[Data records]
-- begin --

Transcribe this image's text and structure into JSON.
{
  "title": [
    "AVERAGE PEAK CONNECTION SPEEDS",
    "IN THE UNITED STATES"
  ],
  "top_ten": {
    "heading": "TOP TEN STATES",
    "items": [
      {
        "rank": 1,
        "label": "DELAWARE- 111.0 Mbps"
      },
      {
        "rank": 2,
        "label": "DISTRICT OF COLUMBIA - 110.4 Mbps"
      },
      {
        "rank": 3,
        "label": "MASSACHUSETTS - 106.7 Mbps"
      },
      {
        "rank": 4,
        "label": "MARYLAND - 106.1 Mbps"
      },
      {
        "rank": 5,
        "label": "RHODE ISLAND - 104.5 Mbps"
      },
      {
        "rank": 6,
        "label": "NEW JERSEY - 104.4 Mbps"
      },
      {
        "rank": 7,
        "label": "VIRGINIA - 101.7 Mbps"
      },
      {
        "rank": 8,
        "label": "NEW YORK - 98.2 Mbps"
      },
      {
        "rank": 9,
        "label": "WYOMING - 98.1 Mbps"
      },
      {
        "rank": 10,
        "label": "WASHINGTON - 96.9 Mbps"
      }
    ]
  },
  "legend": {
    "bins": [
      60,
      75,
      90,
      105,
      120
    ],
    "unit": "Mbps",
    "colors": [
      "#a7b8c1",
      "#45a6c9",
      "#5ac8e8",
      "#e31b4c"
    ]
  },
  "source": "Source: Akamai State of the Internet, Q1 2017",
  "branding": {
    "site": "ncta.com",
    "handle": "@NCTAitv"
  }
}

-- end --

= YOUR INSTRUCTIONS =
Return each line of the records above exactly as it reads.

= WRITTEN RESPONSE =
Transcribe this image's text and structure into JSON.
{
  "title": [
    "AVERAGE PEAK CONNECTION SPEEDS",
    "IN THE UNITED STATES"
  ],
  "top_ten": {
    "heading": "TOP TEN STATES",
    "items": [
      {
        "rank": 1,
        "label": "DELAWARE- 111.0 Mbps"
      },
      {
        "rank": 2,
        "label": "DISTRICT OF COLUMBIA - 110.4 Mbps"
      },
      {
        "rank": 3,
        "label": "MASSACHUSETTS - 106.7 Mbps"
      },
      {
        "rank": 4,
        "label": "MARYLAND - 106.1 Mbps"
      },
      {
        "rank": 5,
        "label": "RHODE ISLAND - 104.5 Mbps"
      },
      {
        "rank": 6,
        "label": "NEW JERSEY - 104.4 Mbps"
      },
      {
        "rank": 7,
        "label": "VIRGINIA - 101.7 Mbps"
      },
      {
        "rank": 8,
        "label": "NEW YORK - 98.2 Mbps"
      },
      {
        "rank": 9,
        "label": "WYOMING - 98.1 Mbps"
      },
      {
        "rank": 10,
        "label": "WASHINGTON - 96.9 Mbps"
      }
    ]
  },
  "legend": {
    "bins": [
      60,
      75,
      90,
      105,
      120
    ],
    "unit": "Mbps",
    "colors": [
      "#a7b8c1",
      "#45a6c9",
      "#5ac8e8",
      "#e31b4c"
    ]
  },
  "source": "Source: Akamai State of the Internet, Q1 2017",
  "branding": {
    "site": "ncta.com",
    "handle": "@NCTAitv"
  }
}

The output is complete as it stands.